↓↓↓

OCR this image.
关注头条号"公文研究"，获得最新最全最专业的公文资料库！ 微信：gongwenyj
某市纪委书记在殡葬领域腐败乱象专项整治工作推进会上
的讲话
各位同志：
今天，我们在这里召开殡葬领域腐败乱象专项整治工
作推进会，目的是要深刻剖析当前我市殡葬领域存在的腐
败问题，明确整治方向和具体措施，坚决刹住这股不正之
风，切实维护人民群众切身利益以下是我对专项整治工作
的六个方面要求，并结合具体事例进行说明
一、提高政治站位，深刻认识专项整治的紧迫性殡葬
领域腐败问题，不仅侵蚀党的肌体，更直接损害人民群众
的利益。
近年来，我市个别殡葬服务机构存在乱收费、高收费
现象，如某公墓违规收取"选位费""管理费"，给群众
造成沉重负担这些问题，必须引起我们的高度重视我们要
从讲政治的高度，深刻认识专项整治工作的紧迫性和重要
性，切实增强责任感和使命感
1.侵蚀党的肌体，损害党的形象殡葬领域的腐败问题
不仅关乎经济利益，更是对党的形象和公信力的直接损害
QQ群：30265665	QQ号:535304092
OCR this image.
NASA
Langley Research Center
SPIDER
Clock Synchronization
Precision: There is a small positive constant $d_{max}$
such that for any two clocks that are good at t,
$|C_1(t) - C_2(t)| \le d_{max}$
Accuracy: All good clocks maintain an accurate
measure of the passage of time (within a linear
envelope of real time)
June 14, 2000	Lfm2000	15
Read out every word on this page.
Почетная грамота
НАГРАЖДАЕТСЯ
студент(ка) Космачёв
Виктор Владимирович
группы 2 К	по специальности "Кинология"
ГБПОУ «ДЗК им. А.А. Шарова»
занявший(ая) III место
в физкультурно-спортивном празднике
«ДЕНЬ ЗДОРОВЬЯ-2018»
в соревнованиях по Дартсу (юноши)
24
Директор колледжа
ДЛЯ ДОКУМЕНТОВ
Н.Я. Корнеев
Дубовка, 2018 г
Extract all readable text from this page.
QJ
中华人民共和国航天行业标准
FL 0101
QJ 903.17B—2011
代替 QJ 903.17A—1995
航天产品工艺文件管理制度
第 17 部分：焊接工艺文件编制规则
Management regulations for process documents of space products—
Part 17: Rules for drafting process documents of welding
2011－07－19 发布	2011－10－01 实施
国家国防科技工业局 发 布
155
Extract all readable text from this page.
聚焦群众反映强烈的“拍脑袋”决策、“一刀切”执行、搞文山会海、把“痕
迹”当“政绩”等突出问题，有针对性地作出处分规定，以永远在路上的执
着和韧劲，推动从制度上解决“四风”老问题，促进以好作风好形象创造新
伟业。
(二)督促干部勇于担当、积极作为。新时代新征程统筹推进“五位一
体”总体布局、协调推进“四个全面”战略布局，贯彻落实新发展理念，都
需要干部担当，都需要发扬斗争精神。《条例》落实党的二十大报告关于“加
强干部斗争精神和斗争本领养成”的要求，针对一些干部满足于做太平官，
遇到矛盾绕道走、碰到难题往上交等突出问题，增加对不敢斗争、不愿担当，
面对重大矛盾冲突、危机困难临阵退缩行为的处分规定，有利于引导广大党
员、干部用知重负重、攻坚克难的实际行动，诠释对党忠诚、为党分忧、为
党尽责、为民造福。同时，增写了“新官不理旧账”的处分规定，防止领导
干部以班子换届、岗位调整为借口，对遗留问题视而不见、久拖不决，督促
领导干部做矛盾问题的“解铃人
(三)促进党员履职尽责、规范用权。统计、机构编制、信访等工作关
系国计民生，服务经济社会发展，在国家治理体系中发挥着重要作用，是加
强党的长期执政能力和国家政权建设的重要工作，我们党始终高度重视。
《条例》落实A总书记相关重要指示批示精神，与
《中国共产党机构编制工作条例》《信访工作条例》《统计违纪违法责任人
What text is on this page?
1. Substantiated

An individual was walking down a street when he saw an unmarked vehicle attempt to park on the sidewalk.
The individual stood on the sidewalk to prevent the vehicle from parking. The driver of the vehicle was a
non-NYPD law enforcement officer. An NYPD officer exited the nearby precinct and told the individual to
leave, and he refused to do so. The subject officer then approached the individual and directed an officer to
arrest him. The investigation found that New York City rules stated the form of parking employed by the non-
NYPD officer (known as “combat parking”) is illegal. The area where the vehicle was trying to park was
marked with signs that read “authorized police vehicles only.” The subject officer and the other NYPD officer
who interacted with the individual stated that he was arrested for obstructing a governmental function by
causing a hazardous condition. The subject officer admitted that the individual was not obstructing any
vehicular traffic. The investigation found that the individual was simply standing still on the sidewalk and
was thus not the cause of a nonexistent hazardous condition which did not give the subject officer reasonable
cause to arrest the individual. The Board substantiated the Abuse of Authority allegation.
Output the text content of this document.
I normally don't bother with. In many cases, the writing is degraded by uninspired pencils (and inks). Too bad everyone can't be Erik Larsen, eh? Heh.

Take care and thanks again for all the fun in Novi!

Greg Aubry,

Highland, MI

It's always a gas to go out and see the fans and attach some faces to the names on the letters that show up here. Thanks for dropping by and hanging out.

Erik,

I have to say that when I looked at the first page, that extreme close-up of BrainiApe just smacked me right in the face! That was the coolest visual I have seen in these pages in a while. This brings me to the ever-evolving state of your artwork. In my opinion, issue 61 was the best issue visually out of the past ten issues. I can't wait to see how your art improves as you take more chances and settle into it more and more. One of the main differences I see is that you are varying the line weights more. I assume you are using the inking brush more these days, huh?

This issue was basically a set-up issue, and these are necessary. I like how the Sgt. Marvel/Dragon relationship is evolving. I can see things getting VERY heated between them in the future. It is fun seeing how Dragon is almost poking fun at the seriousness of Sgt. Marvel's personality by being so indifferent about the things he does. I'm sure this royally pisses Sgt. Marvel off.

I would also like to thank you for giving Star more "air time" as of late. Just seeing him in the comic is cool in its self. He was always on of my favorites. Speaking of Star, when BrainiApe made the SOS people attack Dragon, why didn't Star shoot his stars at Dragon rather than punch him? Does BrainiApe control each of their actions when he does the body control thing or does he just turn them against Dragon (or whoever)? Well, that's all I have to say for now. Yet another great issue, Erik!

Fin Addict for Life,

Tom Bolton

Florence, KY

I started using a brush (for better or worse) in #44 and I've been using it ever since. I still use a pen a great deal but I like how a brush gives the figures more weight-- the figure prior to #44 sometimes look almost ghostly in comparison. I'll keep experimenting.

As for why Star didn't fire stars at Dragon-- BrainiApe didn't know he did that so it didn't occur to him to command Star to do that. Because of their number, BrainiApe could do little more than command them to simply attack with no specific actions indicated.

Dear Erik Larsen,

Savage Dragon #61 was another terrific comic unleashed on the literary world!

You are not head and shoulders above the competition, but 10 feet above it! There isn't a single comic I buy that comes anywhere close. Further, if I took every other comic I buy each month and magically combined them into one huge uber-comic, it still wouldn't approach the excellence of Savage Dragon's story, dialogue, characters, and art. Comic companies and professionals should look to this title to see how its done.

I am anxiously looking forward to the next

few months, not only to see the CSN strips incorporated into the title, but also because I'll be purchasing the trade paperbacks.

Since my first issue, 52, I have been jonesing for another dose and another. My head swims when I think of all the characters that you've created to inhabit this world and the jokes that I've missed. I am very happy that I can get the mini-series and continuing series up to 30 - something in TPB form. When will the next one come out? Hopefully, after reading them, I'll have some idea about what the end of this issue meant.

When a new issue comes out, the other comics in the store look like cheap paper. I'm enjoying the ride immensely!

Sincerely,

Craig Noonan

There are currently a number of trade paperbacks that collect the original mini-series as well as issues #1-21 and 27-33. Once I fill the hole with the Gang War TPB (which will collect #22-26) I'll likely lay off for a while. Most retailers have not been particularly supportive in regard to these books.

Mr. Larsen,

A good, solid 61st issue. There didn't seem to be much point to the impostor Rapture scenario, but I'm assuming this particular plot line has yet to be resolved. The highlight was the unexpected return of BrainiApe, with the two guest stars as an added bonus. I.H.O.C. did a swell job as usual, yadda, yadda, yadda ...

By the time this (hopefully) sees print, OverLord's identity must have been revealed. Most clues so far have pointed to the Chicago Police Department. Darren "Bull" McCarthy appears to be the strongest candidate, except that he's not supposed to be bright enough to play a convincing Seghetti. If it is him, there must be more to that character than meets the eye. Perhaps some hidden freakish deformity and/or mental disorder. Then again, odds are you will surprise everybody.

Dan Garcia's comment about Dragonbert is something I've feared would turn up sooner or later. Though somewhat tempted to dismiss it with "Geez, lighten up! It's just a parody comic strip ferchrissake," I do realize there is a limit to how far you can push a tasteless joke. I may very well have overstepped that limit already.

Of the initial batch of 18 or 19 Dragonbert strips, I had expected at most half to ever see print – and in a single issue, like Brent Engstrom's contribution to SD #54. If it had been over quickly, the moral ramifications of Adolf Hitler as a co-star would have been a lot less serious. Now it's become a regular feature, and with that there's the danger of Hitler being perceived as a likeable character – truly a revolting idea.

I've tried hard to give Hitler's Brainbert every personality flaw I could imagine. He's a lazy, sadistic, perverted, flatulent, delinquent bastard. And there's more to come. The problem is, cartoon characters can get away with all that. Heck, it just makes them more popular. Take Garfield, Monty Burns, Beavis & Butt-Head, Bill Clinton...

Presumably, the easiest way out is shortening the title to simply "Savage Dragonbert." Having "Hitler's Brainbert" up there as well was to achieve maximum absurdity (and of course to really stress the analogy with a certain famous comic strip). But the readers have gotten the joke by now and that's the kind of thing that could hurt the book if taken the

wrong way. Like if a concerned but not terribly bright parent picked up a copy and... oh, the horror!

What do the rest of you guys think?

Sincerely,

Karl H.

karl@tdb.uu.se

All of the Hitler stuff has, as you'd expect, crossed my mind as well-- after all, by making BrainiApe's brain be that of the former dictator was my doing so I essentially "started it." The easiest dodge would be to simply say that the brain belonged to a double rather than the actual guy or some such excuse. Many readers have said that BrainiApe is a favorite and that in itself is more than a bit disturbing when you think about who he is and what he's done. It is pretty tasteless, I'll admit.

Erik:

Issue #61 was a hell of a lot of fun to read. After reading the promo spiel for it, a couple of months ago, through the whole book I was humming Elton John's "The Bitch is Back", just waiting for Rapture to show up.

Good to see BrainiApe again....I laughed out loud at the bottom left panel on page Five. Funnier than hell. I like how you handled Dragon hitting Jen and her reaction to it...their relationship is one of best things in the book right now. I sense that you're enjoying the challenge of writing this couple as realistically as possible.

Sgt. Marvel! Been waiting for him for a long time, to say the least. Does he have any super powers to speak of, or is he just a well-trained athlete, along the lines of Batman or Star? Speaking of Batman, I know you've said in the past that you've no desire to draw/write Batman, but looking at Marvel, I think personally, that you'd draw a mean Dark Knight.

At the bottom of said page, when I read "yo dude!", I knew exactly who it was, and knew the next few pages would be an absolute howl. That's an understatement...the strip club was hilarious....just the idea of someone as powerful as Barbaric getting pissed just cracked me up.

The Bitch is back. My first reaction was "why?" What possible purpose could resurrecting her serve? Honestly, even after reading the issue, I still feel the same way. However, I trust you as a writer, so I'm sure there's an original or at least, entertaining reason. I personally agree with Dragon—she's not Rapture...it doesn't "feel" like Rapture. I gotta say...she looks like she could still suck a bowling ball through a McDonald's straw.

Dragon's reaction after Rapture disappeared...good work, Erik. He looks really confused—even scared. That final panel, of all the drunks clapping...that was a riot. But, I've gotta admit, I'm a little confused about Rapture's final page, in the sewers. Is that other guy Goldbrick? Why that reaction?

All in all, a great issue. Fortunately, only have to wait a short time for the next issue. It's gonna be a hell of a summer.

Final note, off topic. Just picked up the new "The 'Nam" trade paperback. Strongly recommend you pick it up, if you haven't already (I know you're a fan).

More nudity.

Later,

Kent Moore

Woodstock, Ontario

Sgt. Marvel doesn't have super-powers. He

↑↑↑

• **Goal of the exercise**
Find the lines containing "only" and pull them out.

• **Final result**
marked with signs that read “authorized police vehicles only.” The subject officer and the other NYPD officer
few months, not only to see the CSN strips incorporated into the title, but also because I'll be purchasing the trade paperbacks.
All in all, a great issue. Fortunately, only have to wait a short time for the next issue. It's gonna be a hell of a summer.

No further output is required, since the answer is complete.